Collect each line containing "Четыре".

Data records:

--- start ---

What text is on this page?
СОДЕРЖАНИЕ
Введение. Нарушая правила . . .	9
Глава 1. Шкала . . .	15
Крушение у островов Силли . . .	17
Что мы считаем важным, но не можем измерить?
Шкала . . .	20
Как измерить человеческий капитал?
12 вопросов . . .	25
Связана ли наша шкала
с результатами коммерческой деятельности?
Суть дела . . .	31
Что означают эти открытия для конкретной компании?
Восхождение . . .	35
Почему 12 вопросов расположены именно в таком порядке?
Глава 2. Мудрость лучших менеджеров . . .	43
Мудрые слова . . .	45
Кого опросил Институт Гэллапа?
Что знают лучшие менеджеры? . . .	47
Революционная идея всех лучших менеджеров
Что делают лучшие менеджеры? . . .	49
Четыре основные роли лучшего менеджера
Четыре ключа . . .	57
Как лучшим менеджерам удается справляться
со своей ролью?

--- end ---

Response to this exercise:
Четыре основные роли лучшего менеджера
Четыре ключа . . .	57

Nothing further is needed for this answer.